── The data

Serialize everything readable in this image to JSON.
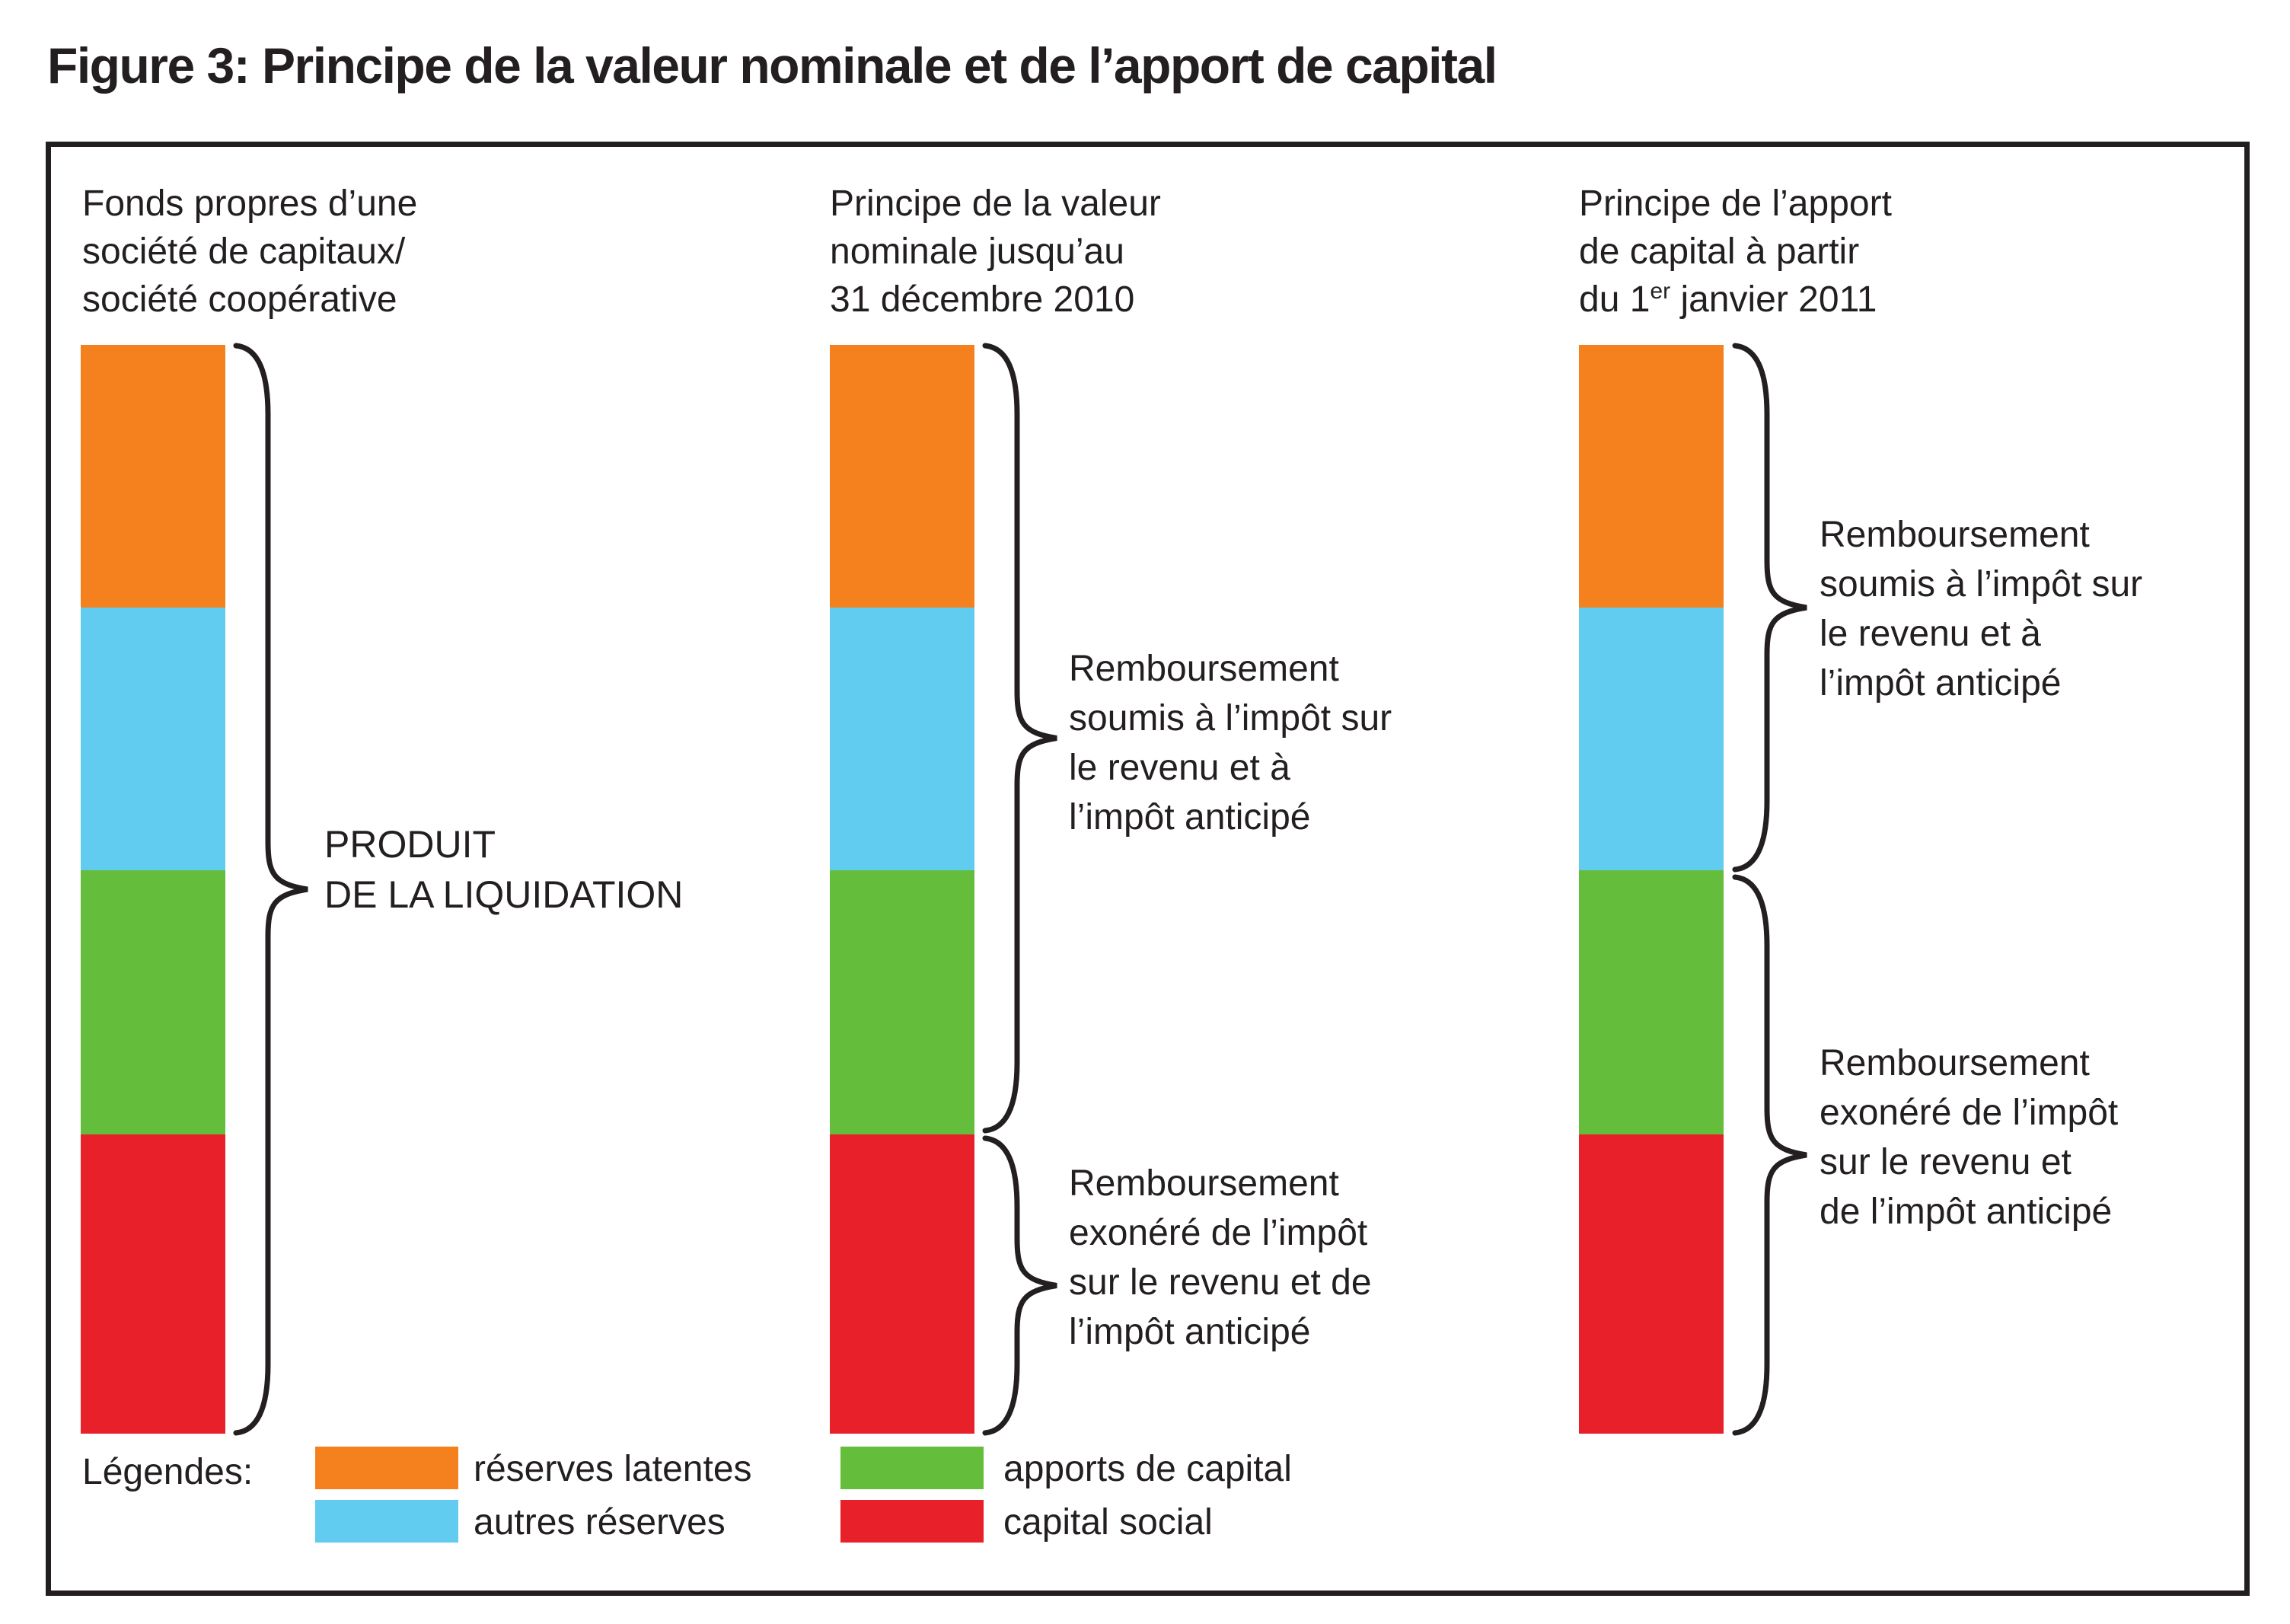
{
  "title": "Figure 3: Principe de la valeur nominale et de l’apport de capital",
  "colors": {
    "orange": "#F5811E",
    "blue": "#62CBF0",
    "green": "#65BE3B",
    "red": "#E7202A",
    "ink": "#231F20"
  },
  "bar_segments": [
    {
      "name": "réserves latentes",
      "color": "orange"
    },
    {
      "name": "autres réserves",
      "color": "blue"
    },
    {
      "name": "apports de capital",
      "color": "green"
    },
    {
      "name": "capital social",
      "color": "red"
    }
  ],
  "columns": [
    {
      "header_lines": [
        "Fonds propres d’une",
        "société de capitaux/",
        "société coopérative"
      ],
      "brace_labels": [
        {
          "lines": [
            "PRODUIT",
            "DE LA LIQUIDATION"
          ]
        }
      ]
    },
    {
      "header_lines": [
        "Principe de la valeur",
        "nominale jusqu’au",
        "31 décembre 2010"
      ],
      "brace_labels": [
        {
          "lines": [
            "Remboursement",
            "soumis à l’impôt sur",
            "le revenu et à",
            "l’impôt anticipé"
          ]
        },
        {
          "lines": [
            "Remboursement",
            "exonéré de l’impôt",
            "sur le revenu et de",
            "l’impôt anticipé"
          ]
        }
      ]
    },
    {
      "header_lines": [
        "Principe de l’apport",
        "de capital à partir"
      ],
      "header_line3": {
        "pre": "du 1",
        "sup": "er",
        "post": " janvier 2011"
      },
      "brace_labels": [
        {
          "lines": [
            "Remboursement",
            "soumis à l’impôt sur",
            "le revenu et à",
            "l’impôt anticipé"
          ]
        },
        {
          "lines": [
            "Remboursement",
            "exonéré de l’impôt",
            "sur le revenu et",
            "de l’impôt anticipé"
          ]
        }
      ]
    }
  ],
  "legend": {
    "label": "Légendes:",
    "items": [
      {
        "swatch": "orange",
        "label": "réserves latentes"
      },
      {
        "swatch": "blue",
        "label": "autres réserves"
      },
      {
        "swatch": "green",
        "label": "apports de capital"
      },
      {
        "swatch": "red",
        "label": "capital social"
      }
    ]
  }
}
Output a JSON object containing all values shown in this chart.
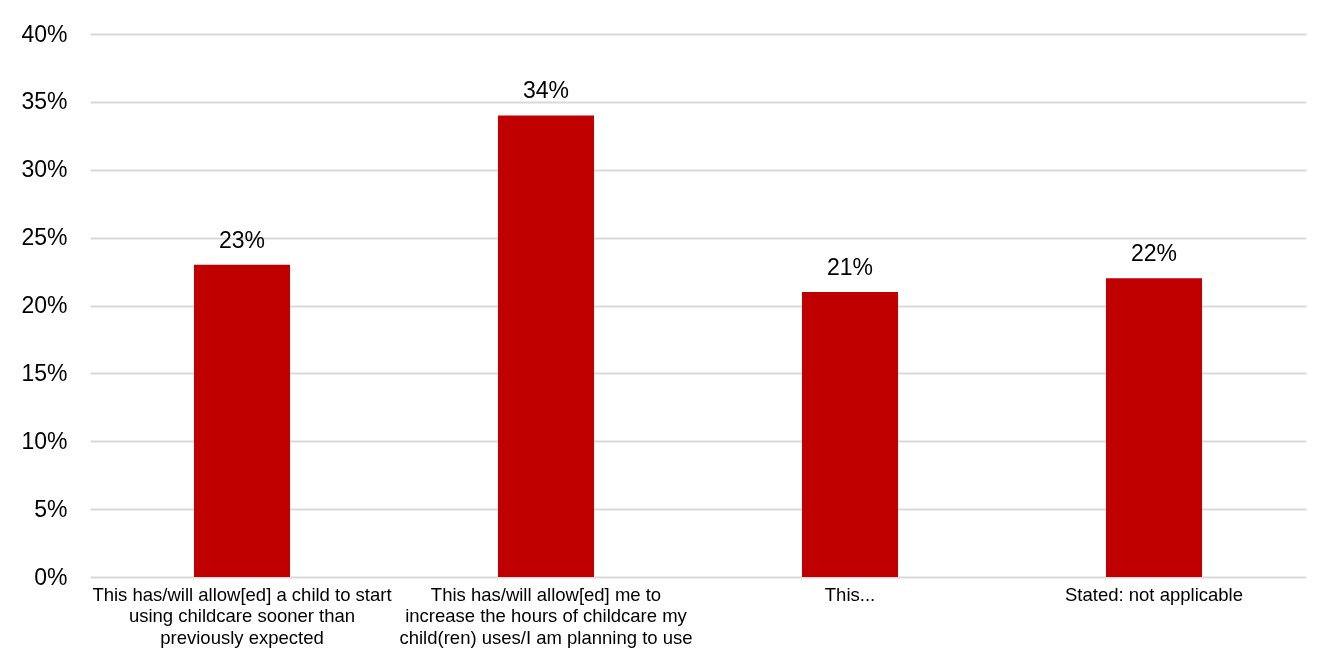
{
  "chart_data": {
    "type": "bar",
    "categories": [
      "This has/will allow[ed] a child to start using childcare sooner than previously expected",
      "This has/will allow[ed] me to increase the hours of childcare my child(ren) uses/I am planning to use",
      "This...",
      "Stated: not applicable"
    ],
    "values": [
      23,
      34,
      21,
      22
    ],
    "color": "#c00000",
    "value_labels": [
      "23%",
      "34%",
      "21%",
      "22%"
    ],
    "ylim": [
      0,
      40
    ],
    "yticks": [
      {
        "value": 0,
        "label": "0%"
      },
      {
        "value": 5,
        "label": "5%"
      },
      {
        "value": 10,
        "label": "10%"
      },
      {
        "value": 15,
        "label": "15%"
      },
      {
        "value": 20,
        "label": "20%"
      },
      {
        "value": 25,
        "label": "25%"
      },
      {
        "value": 30,
        "label": "30%"
      },
      {
        "value": 35,
        "label": "35%"
      },
      {
        "value": 40,
        "label": "40%"
      }
    ],
    "grid": "y"
  }
}
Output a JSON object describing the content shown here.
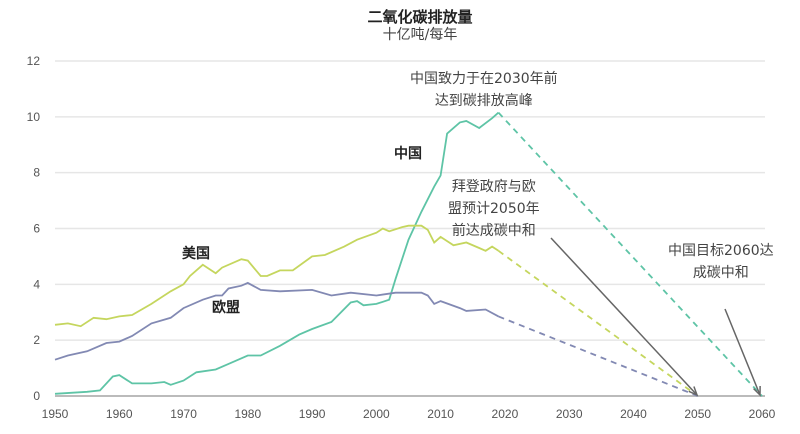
{
  "chart_data": {
    "type": "line",
    "title": "二氧化碳排放量",
    "subtitle": "十亿吨/每年",
    "xlim": [
      1950,
      2060
    ],
    "ylim": [
      0,
      12
    ],
    "xticks": [
      "1950",
      "1960",
      "1970",
      "1980",
      "1990",
      "2000",
      "2010",
      "2020",
      "2030",
      "2040",
      "2050",
      "2060"
    ],
    "yticks": [
      "0",
      "2",
      "4",
      "6",
      "8",
      "10",
      "12"
    ],
    "grid": true,
    "colors": {
      "china": "#5ec4a6",
      "us": "#c5d65e",
      "eu": "#8289b3",
      "arrow": "#666666"
    },
    "series": [
      {
        "name": "中国",
        "key": "china",
        "x": [
          1950,
          1955,
          1957,
          1959,
          1960,
          1962,
          1965,
          1967,
          1968,
          1970,
          1972,
          1975,
          1977,
          1980,
          1982,
          1985,
          1988,
          1990,
          1993,
          1996,
          1997,
          1998,
          2000,
          2002,
          2003,
          2005,
          2007,
          2009,
          2010,
          2011,
          2013,
          2014,
          2016,
          2018,
          2019
        ],
        "y": [
          0.08,
          0.15,
          0.2,
          0.7,
          0.75,
          0.45,
          0.45,
          0.5,
          0.4,
          0.55,
          0.85,
          0.95,
          1.15,
          1.45,
          1.45,
          1.8,
          2.2,
          2.4,
          2.65,
          3.35,
          3.4,
          3.25,
          3.3,
          3.45,
          4.2,
          5.6,
          6.6,
          7.5,
          7.9,
          9.4,
          9.8,
          9.85,
          9.6,
          9.95,
          10.15
        ],
        "projection": {
          "x": [
            2019,
            2060
          ],
          "y": [
            10.15,
            0
          ]
        }
      },
      {
        "name": "美国",
        "key": "us",
        "x": [
          1950,
          1952,
          1954,
          1956,
          1958,
          1960,
          1962,
          1965,
          1968,
          1970,
          1971,
          1973,
          1975,
          1976,
          1979,
          1980,
          1982,
          1983,
          1985,
          1987,
          1990,
          1992,
          1995,
          1997,
          2000,
          2001,
          2002,
          2004,
          2005,
          2007,
          2008,
          2009,
          2010,
          2012,
          2014,
          2016,
          2017,
          2018,
          2019
        ],
        "y": [
          2.55,
          2.6,
          2.5,
          2.8,
          2.75,
          2.85,
          2.9,
          3.3,
          3.75,
          4.0,
          4.3,
          4.7,
          4.4,
          4.6,
          4.9,
          4.85,
          4.3,
          4.3,
          4.5,
          4.5,
          5.0,
          5.05,
          5.35,
          5.6,
          5.85,
          6.0,
          5.9,
          6.05,
          6.1,
          6.1,
          5.95,
          5.5,
          5.7,
          5.4,
          5.5,
          5.3,
          5.2,
          5.35,
          5.2
        ],
        "projection": {
          "x": [
            2019,
            2050
          ],
          "y": [
            5.2,
            0
          ]
        }
      },
      {
        "name": "欧盟",
        "key": "eu",
        "x": [
          1950,
          1952,
          1955,
          1958,
          1960,
          1962,
          1965,
          1968,
          1970,
          1973,
          1975,
          1976,
          1977,
          1979,
          1980,
          1982,
          1985,
          1990,
          1993,
          1996,
          2000,
          2003,
          2007,
          2008,
          2009,
          2010,
          2013,
          2014,
          2017,
          2019
        ],
        "y": [
          1.3,
          1.45,
          1.6,
          1.9,
          1.95,
          2.15,
          2.6,
          2.8,
          3.15,
          3.45,
          3.6,
          3.6,
          3.85,
          3.95,
          4.05,
          3.8,
          3.75,
          3.8,
          3.6,
          3.7,
          3.6,
          3.7,
          3.7,
          3.6,
          3.3,
          3.4,
          3.15,
          3.05,
          3.1,
          2.85
        ],
        "projection": {
          "x": [
            2019,
            2050
          ],
          "y": [
            2.85,
            0
          ]
        }
      }
    ],
    "annotations": {
      "china_peak": [
        "中国致力于在2030年前",
        "达到碳排放高峰"
      ],
      "us_eu_neutral": [
        "拜登政府与欧",
        "盟预计2050年",
        "前达成碳中和"
      ],
      "china_neutral": [
        "中国目标2060达",
        "成碳中和"
      ]
    }
  }
}
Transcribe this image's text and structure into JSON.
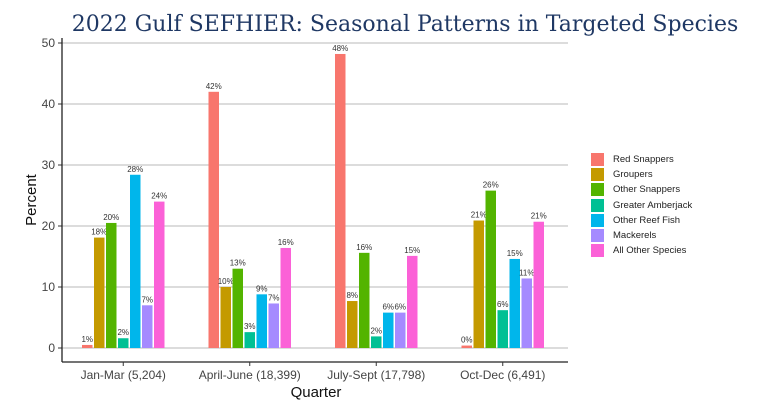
{
  "chart_data": {
    "type": "bar",
    "title": "2022 Gulf SEFHIER: Seasonal Patterns in Targeted Species",
    "xlabel": "Quarter",
    "ylabel": "Percent",
    "ylim": [
      0,
      50
    ],
    "yticks": [
      "0",
      "10",
      "20",
      "30",
      "40",
      "50"
    ],
    "grid": true,
    "legend_placement": "right",
    "categories": [
      "Jan-Mar (5,204)",
      "April-June (18,399)",
      "July-Sept (17,798)",
      "Oct-Dec (6,491)"
    ],
    "series": [
      {
        "name": "Red Snappers",
        "color": "#F8766D",
        "values": [
          0.5,
          42,
          48.2,
          0.4
        ],
        "labels": [
          "1%",
          "42%",
          "48%",
          "0%"
        ]
      },
      {
        "name": "Groupers",
        "color": "#C49A00",
        "values": [
          18.1,
          10,
          7.7,
          20.9
        ],
        "labels": [
          "18%",
          "10%",
          "8%",
          "21%"
        ]
      },
      {
        "name": "Other Snappers",
        "color": "#53B400",
        "values": [
          20.5,
          13,
          15.6,
          25.8
        ],
        "labels": [
          "20%",
          "13%",
          "16%",
          "26%"
        ]
      },
      {
        "name": "Greater Amberjack",
        "color": "#00C094",
        "values": [
          1.6,
          2.6,
          1.9,
          6.2
        ],
        "labels": [
          "2%",
          "3%",
          "2%",
          "6%"
        ]
      },
      {
        "name": "Other Reef Fish",
        "color": "#00B6EB",
        "values": [
          28.4,
          8.8,
          5.8,
          14.6
        ],
        "labels": [
          "28%",
          "9%",
          "6%",
          "15%"
        ]
      },
      {
        "name": "Mackerels",
        "color": "#A58AFF",
        "values": [
          7,
          7.3,
          5.8,
          11.4
        ],
        "labels": [
          "7%",
          "7%",
          "6%",
          "11%"
        ]
      },
      {
        "name": "All Other Species",
        "color": "#FB61D7",
        "values": [
          24,
          16.4,
          15.1,
          20.7
        ],
        "labels": [
          "24%",
          "16%",
          "15%",
          "21%"
        ]
      }
    ]
  }
}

────

Given instruction -> For the listing above, identify each line bearing "apports".

Result of this exercise ->
      "name": "apports de capital",
        "label": "apports de capital"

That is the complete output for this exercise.